[Excerpts from a figure dataset]
-- begin --
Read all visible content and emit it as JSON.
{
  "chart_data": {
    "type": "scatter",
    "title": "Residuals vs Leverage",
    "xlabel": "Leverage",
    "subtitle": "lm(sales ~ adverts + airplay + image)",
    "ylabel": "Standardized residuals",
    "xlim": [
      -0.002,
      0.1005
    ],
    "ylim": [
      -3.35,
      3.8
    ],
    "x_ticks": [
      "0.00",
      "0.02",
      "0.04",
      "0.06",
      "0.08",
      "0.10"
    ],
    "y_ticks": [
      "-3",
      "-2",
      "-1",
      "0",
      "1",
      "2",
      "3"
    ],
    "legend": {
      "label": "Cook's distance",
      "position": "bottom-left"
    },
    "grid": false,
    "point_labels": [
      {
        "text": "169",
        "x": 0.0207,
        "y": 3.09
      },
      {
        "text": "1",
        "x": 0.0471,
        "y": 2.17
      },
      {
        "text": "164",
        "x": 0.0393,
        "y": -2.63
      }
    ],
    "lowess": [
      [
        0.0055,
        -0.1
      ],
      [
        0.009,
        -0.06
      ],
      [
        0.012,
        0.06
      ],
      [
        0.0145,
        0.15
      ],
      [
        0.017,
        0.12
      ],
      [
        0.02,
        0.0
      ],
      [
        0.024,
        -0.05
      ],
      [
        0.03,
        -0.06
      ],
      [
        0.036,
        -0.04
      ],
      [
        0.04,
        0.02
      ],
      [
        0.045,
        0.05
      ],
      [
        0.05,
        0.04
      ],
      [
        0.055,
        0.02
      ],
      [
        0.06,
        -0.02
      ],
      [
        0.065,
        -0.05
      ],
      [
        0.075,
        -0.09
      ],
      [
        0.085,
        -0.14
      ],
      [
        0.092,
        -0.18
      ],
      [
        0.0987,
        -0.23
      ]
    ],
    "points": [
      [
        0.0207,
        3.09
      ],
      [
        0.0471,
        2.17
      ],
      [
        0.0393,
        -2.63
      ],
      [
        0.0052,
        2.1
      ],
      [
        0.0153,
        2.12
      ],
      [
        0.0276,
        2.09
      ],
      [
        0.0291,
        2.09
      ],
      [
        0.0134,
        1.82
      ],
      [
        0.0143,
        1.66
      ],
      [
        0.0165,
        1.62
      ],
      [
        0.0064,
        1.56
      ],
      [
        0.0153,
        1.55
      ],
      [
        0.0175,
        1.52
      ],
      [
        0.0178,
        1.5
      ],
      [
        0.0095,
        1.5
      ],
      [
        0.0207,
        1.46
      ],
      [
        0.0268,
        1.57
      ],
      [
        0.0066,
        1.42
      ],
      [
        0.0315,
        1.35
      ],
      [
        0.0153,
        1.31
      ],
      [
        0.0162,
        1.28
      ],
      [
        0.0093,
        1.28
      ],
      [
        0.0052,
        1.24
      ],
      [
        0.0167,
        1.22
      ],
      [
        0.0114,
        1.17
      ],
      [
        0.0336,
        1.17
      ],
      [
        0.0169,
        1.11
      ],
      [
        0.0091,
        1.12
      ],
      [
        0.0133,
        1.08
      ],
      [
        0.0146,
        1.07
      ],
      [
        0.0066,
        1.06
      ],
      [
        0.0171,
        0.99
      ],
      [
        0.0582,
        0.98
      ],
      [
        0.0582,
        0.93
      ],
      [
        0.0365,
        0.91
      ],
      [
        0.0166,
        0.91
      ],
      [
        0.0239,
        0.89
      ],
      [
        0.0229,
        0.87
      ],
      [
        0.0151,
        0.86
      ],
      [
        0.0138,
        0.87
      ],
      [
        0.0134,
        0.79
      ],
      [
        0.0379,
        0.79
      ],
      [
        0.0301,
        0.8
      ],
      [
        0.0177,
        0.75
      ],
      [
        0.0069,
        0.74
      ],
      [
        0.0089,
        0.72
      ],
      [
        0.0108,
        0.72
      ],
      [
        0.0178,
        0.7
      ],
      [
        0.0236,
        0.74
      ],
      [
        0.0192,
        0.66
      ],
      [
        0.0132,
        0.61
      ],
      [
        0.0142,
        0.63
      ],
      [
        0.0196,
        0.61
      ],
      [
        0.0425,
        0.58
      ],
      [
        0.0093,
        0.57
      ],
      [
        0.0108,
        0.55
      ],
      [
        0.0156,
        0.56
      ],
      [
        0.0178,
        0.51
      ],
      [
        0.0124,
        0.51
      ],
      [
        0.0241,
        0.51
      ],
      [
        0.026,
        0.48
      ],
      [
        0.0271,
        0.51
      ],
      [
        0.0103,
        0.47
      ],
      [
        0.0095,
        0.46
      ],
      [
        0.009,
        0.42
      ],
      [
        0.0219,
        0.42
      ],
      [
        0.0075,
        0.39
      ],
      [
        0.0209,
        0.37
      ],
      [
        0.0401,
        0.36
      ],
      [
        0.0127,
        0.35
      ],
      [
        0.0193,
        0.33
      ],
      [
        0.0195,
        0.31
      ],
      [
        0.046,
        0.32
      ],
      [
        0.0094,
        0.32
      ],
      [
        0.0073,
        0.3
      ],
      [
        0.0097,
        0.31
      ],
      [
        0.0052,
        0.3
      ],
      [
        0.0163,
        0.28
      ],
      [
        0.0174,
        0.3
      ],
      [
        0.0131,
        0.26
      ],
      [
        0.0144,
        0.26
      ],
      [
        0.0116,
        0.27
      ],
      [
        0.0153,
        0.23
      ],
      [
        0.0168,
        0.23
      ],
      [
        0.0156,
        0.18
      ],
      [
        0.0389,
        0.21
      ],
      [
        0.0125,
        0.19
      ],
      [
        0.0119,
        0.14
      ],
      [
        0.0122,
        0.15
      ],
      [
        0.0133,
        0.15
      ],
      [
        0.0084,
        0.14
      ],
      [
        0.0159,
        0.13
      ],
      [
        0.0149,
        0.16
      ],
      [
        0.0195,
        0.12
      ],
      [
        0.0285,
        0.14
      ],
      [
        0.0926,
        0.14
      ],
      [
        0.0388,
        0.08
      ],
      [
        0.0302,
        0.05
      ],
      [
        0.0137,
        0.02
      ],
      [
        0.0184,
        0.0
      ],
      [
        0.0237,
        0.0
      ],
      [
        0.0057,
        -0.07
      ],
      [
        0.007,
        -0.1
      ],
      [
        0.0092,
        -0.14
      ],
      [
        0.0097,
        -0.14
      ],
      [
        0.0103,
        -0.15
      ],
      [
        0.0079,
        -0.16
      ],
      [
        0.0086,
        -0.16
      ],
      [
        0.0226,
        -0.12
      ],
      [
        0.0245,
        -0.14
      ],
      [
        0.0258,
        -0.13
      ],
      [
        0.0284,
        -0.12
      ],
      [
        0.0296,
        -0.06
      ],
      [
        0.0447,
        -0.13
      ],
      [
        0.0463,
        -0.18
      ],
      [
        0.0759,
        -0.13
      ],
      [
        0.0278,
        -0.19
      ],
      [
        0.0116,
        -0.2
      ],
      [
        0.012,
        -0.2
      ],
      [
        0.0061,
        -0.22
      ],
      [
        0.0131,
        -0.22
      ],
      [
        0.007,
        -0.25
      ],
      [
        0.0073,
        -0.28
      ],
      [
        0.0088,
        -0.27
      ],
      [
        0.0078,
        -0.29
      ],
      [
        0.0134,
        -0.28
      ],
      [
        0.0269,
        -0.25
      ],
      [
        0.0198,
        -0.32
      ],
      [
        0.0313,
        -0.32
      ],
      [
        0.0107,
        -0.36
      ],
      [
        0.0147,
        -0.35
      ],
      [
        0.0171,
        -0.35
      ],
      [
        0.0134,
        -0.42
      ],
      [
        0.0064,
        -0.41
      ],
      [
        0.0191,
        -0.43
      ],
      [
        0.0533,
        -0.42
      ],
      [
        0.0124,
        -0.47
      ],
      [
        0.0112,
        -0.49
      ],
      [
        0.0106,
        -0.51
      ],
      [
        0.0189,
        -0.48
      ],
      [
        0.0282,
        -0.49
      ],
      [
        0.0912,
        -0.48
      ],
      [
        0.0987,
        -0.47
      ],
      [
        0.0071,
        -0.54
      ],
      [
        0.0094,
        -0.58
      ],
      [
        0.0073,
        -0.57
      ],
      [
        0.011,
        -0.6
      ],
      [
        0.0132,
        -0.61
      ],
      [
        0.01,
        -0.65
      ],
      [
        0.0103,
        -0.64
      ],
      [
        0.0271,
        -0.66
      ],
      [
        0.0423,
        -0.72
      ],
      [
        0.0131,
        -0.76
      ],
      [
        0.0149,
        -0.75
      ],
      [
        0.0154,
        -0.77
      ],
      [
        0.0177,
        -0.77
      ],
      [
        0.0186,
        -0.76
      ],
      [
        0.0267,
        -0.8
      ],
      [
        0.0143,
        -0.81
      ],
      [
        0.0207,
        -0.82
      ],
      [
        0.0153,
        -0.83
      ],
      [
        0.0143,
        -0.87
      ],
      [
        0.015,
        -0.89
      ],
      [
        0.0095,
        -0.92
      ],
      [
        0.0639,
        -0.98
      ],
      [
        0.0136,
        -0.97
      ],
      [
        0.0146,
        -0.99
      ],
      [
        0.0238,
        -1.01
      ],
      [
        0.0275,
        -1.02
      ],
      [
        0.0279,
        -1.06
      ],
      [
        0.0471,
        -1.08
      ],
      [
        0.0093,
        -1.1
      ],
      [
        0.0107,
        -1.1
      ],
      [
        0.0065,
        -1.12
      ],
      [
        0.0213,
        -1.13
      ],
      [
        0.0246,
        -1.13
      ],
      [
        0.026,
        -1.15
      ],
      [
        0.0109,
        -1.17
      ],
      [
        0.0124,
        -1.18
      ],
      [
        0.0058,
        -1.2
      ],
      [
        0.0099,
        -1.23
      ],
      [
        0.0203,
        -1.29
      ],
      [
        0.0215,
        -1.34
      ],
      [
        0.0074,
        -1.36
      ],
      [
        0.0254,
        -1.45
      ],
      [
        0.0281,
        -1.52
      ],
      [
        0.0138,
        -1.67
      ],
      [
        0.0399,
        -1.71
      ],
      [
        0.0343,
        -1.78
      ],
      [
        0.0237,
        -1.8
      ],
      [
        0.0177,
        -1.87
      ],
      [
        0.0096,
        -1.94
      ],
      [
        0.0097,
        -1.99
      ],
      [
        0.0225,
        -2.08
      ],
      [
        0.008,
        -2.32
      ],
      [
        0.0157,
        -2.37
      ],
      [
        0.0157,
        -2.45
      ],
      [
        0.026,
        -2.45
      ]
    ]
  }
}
-- end --
(Task brief)
Pull every line holding "Leverage" out of the records.

(Full solution)
    "title": "Residuals vs Leverage",
    "xlabel": "Leverage",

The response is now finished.